### [What the exercise asks]
The data must be written out once more, precisely as given.

**** Entries ****

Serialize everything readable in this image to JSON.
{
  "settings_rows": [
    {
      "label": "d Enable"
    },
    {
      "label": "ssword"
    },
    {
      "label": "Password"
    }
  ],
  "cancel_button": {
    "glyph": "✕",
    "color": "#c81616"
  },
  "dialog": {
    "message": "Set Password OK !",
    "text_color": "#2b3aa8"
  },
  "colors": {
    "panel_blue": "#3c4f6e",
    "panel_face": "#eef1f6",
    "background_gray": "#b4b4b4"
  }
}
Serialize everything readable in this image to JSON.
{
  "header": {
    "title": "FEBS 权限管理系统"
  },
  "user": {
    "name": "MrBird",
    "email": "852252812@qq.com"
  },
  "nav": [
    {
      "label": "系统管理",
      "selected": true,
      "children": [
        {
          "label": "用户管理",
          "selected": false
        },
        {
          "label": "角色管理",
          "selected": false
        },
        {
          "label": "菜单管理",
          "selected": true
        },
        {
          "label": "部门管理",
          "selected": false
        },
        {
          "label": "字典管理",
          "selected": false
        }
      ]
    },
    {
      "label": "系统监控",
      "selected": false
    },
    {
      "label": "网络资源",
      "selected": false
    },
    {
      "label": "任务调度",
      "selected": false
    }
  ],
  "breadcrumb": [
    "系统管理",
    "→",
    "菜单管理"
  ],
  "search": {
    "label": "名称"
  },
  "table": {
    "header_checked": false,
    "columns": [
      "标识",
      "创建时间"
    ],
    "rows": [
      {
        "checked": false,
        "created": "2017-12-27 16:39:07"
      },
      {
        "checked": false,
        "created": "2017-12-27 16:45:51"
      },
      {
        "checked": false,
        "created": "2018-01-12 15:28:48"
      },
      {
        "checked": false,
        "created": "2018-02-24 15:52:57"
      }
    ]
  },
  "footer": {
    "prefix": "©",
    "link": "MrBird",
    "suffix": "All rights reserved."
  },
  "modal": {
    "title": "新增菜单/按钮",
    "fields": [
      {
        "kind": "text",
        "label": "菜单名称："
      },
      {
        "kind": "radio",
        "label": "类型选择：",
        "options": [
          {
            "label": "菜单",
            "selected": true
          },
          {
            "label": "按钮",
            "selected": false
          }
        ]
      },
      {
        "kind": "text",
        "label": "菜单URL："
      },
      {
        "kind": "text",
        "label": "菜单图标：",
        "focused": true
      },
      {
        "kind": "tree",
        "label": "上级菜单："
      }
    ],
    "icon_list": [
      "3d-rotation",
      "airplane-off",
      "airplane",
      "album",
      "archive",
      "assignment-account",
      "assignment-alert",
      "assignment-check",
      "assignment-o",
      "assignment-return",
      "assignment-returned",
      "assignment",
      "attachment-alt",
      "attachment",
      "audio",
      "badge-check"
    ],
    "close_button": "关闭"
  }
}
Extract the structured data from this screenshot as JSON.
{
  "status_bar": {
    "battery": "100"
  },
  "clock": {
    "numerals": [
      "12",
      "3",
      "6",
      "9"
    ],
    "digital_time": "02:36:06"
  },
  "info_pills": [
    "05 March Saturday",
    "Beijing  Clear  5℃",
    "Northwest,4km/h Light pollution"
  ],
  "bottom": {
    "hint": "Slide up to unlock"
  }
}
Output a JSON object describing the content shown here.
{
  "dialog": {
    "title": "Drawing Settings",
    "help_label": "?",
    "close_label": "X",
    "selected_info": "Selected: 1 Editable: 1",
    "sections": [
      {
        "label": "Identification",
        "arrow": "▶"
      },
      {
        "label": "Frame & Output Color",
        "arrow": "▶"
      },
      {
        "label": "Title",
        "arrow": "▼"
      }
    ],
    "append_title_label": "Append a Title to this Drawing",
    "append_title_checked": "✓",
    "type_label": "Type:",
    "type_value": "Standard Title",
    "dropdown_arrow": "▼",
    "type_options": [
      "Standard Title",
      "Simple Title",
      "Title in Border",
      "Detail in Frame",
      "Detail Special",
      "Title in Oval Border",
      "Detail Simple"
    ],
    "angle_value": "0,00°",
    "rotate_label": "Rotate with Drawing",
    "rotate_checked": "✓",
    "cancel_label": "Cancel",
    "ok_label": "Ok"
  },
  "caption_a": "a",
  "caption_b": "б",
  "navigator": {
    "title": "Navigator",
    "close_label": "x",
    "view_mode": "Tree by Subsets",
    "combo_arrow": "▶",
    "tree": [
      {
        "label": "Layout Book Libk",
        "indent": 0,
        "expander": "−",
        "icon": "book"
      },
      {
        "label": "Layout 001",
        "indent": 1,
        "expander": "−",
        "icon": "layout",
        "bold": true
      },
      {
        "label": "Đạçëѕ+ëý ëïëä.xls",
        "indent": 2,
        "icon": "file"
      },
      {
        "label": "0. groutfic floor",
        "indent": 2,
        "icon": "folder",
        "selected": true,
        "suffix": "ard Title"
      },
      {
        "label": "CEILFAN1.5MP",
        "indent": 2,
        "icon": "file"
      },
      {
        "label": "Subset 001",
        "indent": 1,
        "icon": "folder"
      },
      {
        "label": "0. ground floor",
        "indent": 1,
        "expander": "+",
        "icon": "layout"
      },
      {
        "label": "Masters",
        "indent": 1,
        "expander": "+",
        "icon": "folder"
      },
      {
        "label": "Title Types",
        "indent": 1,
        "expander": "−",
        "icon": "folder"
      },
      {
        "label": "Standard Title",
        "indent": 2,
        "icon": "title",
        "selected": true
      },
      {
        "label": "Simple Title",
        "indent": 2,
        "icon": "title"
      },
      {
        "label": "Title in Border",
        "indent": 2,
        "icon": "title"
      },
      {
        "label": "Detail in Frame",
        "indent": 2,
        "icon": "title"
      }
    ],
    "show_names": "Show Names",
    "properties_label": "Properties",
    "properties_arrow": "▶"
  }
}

****

### [Correct answer]
Serialize everything readable in this image to JSON.
{
  "settings_rows": [
    {
      "label": "d Enable"
    },
    {
      "label": "ssword"
    },
    {
      "label": "Password"
    }
  ],
  "cancel_button": {
    "glyph": "✕",
    "color": "#c81616"
  },
  "dialog": {
    "message": "Set Password OK !",
    "text_color": "#2b3aa8"
  },
  "colors": {
    "panel_blue": "#3c4f6e",
    "panel_face": "#eef1f6",
    "background_gray": "#b4b4b4"
  }
}
Serialize everything readable in this image to JSON.
{
  "header": {
    "title": "FEBS 权限管理系统"
  },
  "user": {
    "name": "MrBird",
    "email": "852252812@qq.com"
  },
  "nav": [
    {
      "label": "系统管理",
      "selected": true,
      "children": [
        {
          "label": "用户管理",
          "selected": false
        },
        {
          "label": "角色管理",
          "selected": false
        },
        {
          "label": "菜单管理",
          "selected": true
        },
        {
          "label": "部门管理",
          "selected": false
        },
        {
          "label": "字典管理",
          "selected": false
        }
      ]
    },
    {
      "label": "系统监控",
      "selected": false
    },
    {
      "label": "网络资源",
      "selected": false
    },
    {
      "label": "任务调度",
      "selected": false
    }
  ],
  "breadcrumb": [
    "系统管理",
    "→",
    "菜单管理"
  ],
  "search": {
    "label": "名称"
  },
  "table": {
    "header_checked": false,
    "columns": [
      "标识",
      "创建时间"
    ],
    "rows": [
      {
        "checked": false,
        "created": "2017-12-27 16:39:07"
      },
      {
        "checked": false,
        "created": "2017-12-27 16:45:51"
      },
      {
        "checked": false,
        "created": "2018-01-12 15:28:48"
      },
      {
        "checked": false,
        "created": "2018-02-24 15:52:57"
      }
    ]
  },
  "footer": {
    "prefix": "©",
    "link": "MrBird",
    "suffix": "All rights reserved."
  },
  "modal": {
    "title": "新增菜单/按钮",
    "fields": [
      {
        "kind": "text",
        "label": "菜单名称："
      },
      {
        "kind": "radio",
        "label": "类型选择：",
        "options": [
          {
            "label": "菜单",
            "selected": true
          },
          {
            "label": "按钮",
            "selected": false
          }
        ]
      },
      {
        "kind": "text",
        "label": "菜单URL："
      },
      {
        "kind": "text",
        "label": "菜单图标：",
        "focused": true
      },
      {
        "kind": "tree",
        "label": "上级菜单："
      }
    ],
    "icon_list": [
      "3d-rotation",
      "airplane-off",
      "airplane",
      "album",
      "archive",
      "assignment-account",
      "assignment-alert",
      "assignment-check",
      "assignment-o",
      "assignment-return",
      "assignment-returned",
      "assignment",
      "attachment-alt",
      "attachment",
      "audio",
      "badge-check"
    ],
    "close_button": "关闭"
  }
}
Extract the structured data from this screenshot as JSON.
{
  "status_bar": {
    "battery": "100"
  },
  "clock": {
    "numerals": [
      "12",
      "3",
      "6",
      "9"
    ],
    "digital_time": "02:36:06"
  },
  "info_pills": [
    "05 March Saturday",
    "Beijing  Clear  5℃",
    "Northwest,4km/h Light pollution"
  ],
  "bottom": {
    "hint": "Slide up to unlock"
  }
}
Output a JSON object describing the content shown here.
{
  "dialog": {
    "title": "Drawing Settings",
    "help_label": "?",
    "close_label": "X",
    "selected_info": "Selected: 1 Editable: 1",
    "sections": [
      {
        "label": "Identification",
        "arrow": "▶"
      },
      {
        "label": "Frame & Output Color",
        "arrow": "▶"
      },
      {
        "label": "Title",
        "arrow": "▼"
      }
    ],
    "append_title_label": "Append a Title to this Drawing",
    "append_title_checked": "✓",
    "type_label": "Type:",
    "type_value": "Standard Title",
    "dropdown_arrow": "▼",
    "type_options": [
      "Standard Title",
      "Simple Title",
      "Title in Border",
      "Detail in Frame",
      "Detail Special",
      "Title in Oval Border",
      "Detail Simple"
    ],
    "angle_value": "0,00°",
    "rotate_label": "Rotate with Drawing",
    "rotate_checked": "✓",
    "cancel_label": "Cancel",
    "ok_label": "Ok"
  },
  "caption_a": "a",
  "caption_b": "б",
  "navigator": {
    "title": "Navigator",
    "close_label": "x",
    "view_mode": "Tree by Subsets",
    "combo_arrow": "▶",
    "tree": [
      {
        "label": "Layout Book Libk",
        "indent": 0,
        "expander": "−",
        "icon": "book"
      },
      {
        "label": "Layout 001",
        "indent": 1,
        "expander": "−",
        "icon": "layout",
        "bold": true
      },
      {
        "label": "Đạçëѕ+ëý ëïëä.xls",
        "indent": 2,
        "icon": "file"
      },
      {
        "label": "0. groutfic floor",
        "indent": 2,
        "icon": "folder",
        "selected": true,
        "suffix": "ard Title"
      },
      {
        "label": "CEILFAN1.5MP",
        "indent": 2,
        "icon": "file"
      },
      {
        "label": "Subset 001",
        "indent": 1,
        "icon": "folder"
      },
      {
        "label": "0. ground floor",
        "indent": 1,
        "expander": "+",
        "icon": "layout"
      },
      {
        "label": "Masters",
        "indent": 1,
        "expander": "+",
        "icon": "folder"
      },
      {
        "label": "Title Types",
        "indent": 1,
        "expander": "−",
        "icon": "folder"
      },
      {
        "label": "Standard Title",
        "indent": 2,
        "icon": "title",
        "selected": true
      },
      {
        "label": "Simple Title",
        "indent": 2,
        "icon": "title"
      },
      {
        "label": "Title in Border",
        "indent": 2,
        "icon": "title"
      },
      {
        "label": "Detail in Frame",
        "indent": 2,
        "icon": "title"
      }
    ],
    "show_names": "Show Names",
    "properties_label": "Properties",
    "properties_arrow": "▶"
  }
}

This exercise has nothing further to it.